Print out every record exactly as it appears.

>> START DATA LISTING

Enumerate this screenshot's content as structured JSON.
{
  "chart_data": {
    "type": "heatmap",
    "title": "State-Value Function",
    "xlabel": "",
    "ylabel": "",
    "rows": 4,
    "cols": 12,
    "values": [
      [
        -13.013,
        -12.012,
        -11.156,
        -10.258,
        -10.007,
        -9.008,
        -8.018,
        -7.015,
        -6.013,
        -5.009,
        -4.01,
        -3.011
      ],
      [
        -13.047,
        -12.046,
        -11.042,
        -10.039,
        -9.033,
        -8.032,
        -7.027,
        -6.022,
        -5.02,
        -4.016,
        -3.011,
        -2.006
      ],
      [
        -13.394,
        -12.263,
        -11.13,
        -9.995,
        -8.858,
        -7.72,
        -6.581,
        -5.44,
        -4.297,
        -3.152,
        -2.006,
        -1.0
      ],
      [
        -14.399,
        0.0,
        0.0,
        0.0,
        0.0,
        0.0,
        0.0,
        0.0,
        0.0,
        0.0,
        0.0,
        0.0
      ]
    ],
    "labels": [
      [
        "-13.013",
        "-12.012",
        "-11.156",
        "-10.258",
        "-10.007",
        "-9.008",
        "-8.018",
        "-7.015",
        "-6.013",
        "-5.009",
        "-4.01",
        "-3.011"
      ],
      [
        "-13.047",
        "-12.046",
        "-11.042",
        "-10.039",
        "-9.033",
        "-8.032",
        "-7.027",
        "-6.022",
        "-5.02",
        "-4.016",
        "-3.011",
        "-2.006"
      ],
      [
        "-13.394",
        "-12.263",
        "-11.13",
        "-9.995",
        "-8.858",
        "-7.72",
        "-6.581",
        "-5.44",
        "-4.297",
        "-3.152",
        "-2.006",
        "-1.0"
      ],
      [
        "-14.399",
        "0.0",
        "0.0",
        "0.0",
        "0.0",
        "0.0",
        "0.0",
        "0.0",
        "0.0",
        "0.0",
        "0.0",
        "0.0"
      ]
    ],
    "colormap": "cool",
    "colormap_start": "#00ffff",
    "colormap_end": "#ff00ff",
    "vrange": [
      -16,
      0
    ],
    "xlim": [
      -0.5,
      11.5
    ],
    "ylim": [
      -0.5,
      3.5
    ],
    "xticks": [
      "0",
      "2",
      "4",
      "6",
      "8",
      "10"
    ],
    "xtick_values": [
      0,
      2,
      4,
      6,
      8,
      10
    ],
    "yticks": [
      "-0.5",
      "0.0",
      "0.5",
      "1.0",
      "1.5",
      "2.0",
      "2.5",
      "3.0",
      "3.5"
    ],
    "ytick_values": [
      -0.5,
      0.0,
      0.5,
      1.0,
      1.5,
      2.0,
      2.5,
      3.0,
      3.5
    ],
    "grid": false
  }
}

>> END DATA LISTING

FINAL RESULT
Enumerate this screenshot's content as structured JSON.
{
  "chart_data": {
    "type": "heatmap",
    "title": "State-Value Function",
    "xlabel": "",
    "ylabel": "",
    "rows": 4,
    "cols": 12,
    "values": [
      [
        -13.013,
        -12.012,
        -11.156,
        -10.258,
        -10.007,
        -9.008,
        -8.018,
        -7.015,
        -6.013,
        -5.009,
        -4.01,
        -3.011
      ],
      [
        -13.047,
        -12.046,
        -11.042,
        -10.039,
        -9.033,
        -8.032,
        -7.027,
        -6.022,
        -5.02,
        -4.016,
        -3.011,
        -2.006
      ],
      [
        -13.394,
        -12.263,
        -11.13,
        -9.995,
        -8.858,
        -7.72,
        -6.581,
        -5.44,
        -4.297,
        -3.152,
        -2.006,
        -1.0
      ],
      [
        -14.399,
        0.0,
        0.0,
        0.0,
        0.0,
        0.0,
        0.0,
        0.0,
        0.0,
        0.0,
        0.0,
        0.0
      ]
    ],
    "labels": [
      [
        "-13.013",
        "-12.012",
        "-11.156",
        "-10.258",
        "-10.007",
        "-9.008",
        "-8.018",
        "-7.015",
        "-6.013",
        "-5.009",
        "-4.01",
        "-3.011"
      ],
      [
        "-13.047",
        "-12.046",
        "-11.042",
        "-10.039",
        "-9.033",
        "-8.032",
        "-7.027",
        "-6.022",
        "-5.02",
        "-4.016",
        "-3.011",
        "-2.006"
      ],
      [
        "-13.394",
        "-12.263",
        "-11.13",
        "-9.995",
        "-8.858",
        "-7.72",
        "-6.581",
        "-5.44",
        "-4.297",
        "-3.152",
        "-2.006",
        "-1.0"
      ],
      [
        "-14.399",
        "0.0",
        "0.0",
        "0.0",
        "0.0",
        "0.0",
        "0.0",
        "0.0",
        "0.0",
        "0.0",
        "0.0",
        "0.0"
      ]
    ],
    "colormap": "cool",
    "colormap_start": "#00ffff",
    "colormap_end": "#ff00ff",
    "vrange": [
      -16,
      0
    ],
    "xlim": [
      -0.5,
      11.5
    ],
    "ylim": [
      -0.5,
      3.5
    ],
    "xticks": [
      "0",
      "2",
      "4",
      "6",
      "8",
      "10"
    ],
    "xtick_values": [
      0,
      2,
      4,
      6,
      8,
      10
    ],
    "yticks": [
      "-0.5",
      "0.0",
      "0.5",
      "1.0",
      "1.5",
      "2.0",
      "2.5",
      "3.0",
      "3.5"
    ],
    "ytick_values": [
      -0.5,
      0.0,
      0.5,
      1.0,
      1.5,
      2.0,
      2.5,
      3.0,
      3.5
    ],
    "grid": false
  }
}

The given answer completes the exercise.